GOAL OF THE EXERCISE | State how many lines in the records hold the word "Vorlagensätze", giving the number and no other text.
─── THE DATA ───
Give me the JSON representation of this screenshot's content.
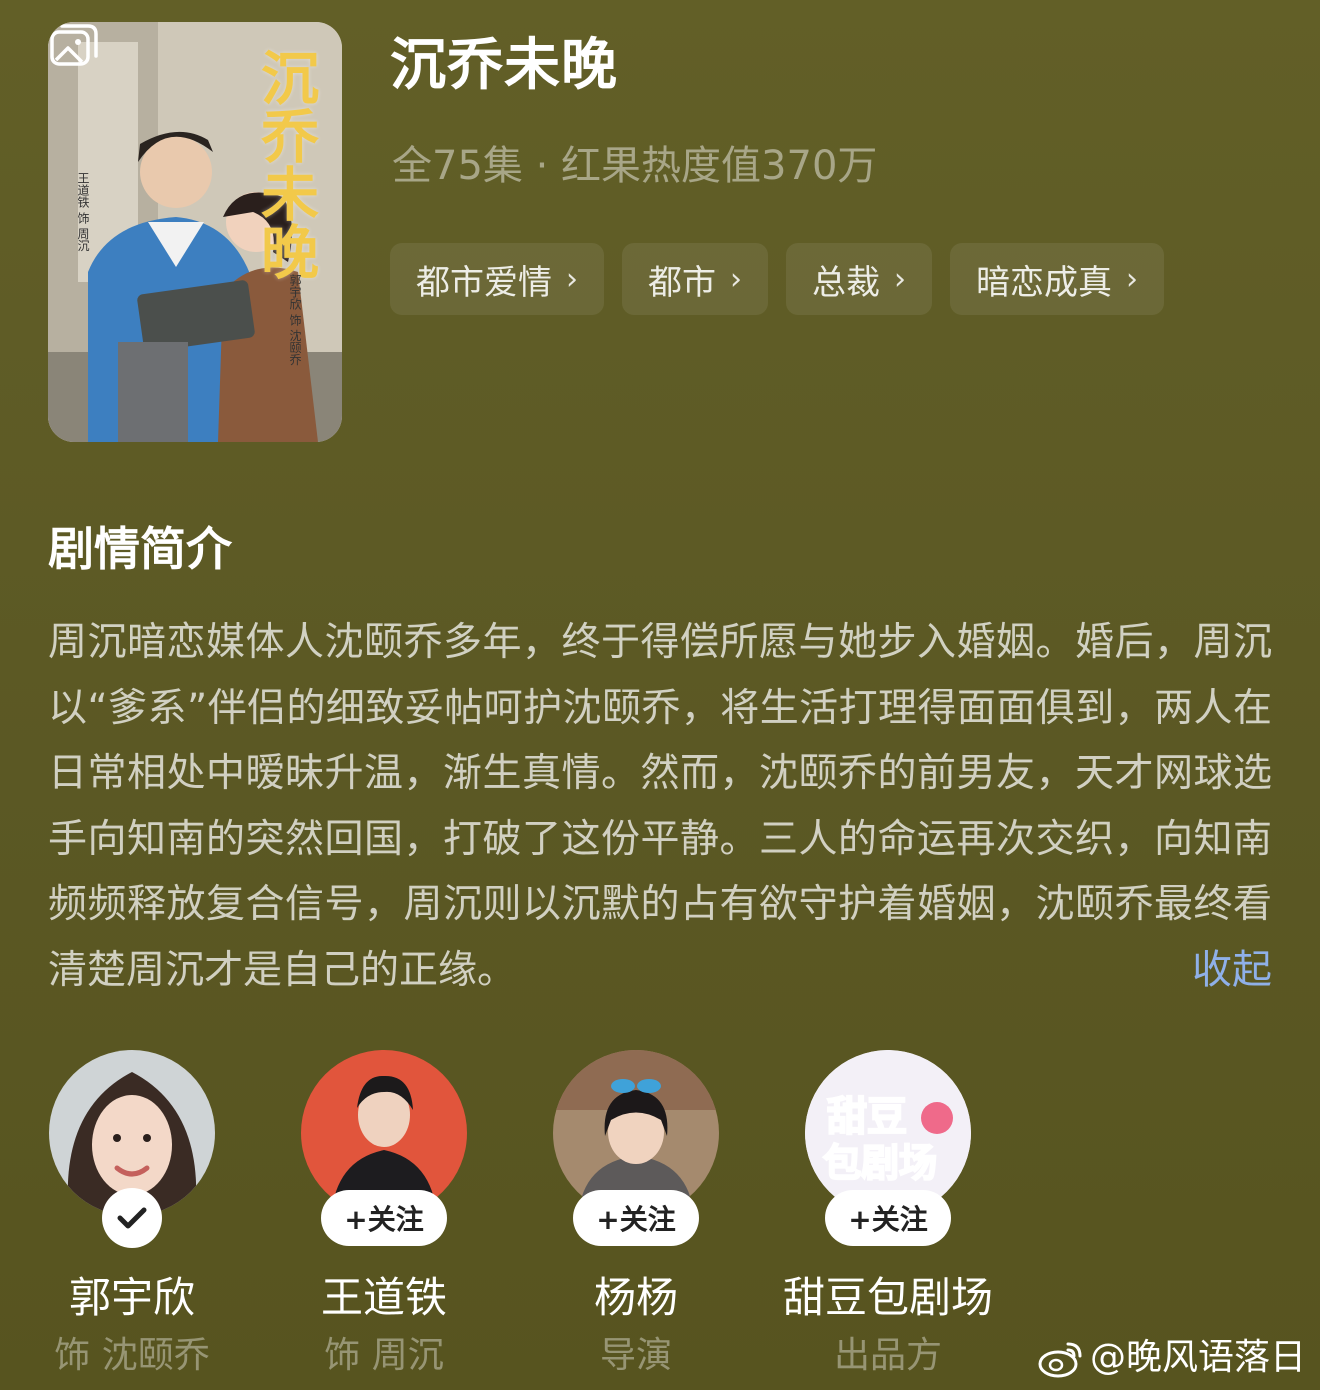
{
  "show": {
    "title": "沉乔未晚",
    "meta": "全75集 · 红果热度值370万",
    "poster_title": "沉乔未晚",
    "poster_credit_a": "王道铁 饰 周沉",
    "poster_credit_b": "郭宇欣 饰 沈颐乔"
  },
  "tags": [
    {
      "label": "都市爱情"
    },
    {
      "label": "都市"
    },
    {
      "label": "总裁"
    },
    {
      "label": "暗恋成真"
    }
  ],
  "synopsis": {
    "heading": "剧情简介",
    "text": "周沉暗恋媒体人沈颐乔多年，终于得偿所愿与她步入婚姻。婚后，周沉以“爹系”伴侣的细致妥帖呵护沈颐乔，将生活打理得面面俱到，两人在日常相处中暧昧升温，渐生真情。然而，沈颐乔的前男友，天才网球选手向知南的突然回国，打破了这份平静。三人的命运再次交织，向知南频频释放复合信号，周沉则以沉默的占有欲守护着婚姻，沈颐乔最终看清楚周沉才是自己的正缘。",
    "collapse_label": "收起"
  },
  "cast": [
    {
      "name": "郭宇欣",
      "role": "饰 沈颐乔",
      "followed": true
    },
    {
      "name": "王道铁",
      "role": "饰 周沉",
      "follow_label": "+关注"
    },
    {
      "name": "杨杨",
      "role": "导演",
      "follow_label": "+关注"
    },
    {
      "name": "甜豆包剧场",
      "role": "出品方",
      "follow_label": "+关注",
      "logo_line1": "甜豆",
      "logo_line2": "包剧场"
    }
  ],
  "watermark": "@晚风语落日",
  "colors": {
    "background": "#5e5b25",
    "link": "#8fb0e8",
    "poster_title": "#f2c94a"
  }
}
───
─── THE DATA ───
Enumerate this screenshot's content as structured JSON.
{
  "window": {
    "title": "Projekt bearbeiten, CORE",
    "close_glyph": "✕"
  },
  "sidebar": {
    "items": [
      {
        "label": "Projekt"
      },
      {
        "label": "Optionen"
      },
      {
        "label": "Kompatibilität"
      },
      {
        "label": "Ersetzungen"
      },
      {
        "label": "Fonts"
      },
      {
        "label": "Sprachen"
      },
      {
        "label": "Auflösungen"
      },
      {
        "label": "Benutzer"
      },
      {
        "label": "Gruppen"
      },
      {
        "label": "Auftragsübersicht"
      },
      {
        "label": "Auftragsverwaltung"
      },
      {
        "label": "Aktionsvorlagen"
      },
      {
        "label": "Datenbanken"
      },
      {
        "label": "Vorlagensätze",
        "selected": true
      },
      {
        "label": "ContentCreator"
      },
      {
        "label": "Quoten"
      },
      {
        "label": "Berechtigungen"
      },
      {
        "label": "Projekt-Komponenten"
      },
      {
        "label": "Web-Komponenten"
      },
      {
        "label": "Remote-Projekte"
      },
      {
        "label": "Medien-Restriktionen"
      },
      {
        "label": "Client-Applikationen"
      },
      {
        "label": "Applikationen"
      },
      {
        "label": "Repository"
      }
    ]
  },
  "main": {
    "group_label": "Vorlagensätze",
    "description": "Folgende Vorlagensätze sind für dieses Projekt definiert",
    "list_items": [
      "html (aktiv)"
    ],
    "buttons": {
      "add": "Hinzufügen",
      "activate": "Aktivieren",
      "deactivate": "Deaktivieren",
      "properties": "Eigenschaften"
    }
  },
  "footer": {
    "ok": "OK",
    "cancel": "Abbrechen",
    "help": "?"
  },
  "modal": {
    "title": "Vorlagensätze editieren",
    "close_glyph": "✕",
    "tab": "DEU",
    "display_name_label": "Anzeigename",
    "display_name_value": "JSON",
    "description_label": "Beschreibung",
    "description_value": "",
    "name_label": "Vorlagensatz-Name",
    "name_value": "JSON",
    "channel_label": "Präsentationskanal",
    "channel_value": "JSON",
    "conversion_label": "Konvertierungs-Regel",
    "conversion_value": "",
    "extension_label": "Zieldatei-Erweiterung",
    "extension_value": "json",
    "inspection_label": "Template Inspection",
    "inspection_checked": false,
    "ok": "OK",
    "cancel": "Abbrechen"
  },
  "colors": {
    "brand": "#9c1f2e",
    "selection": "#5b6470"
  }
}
───
RESPONSE TO THIS EXERCISE | 4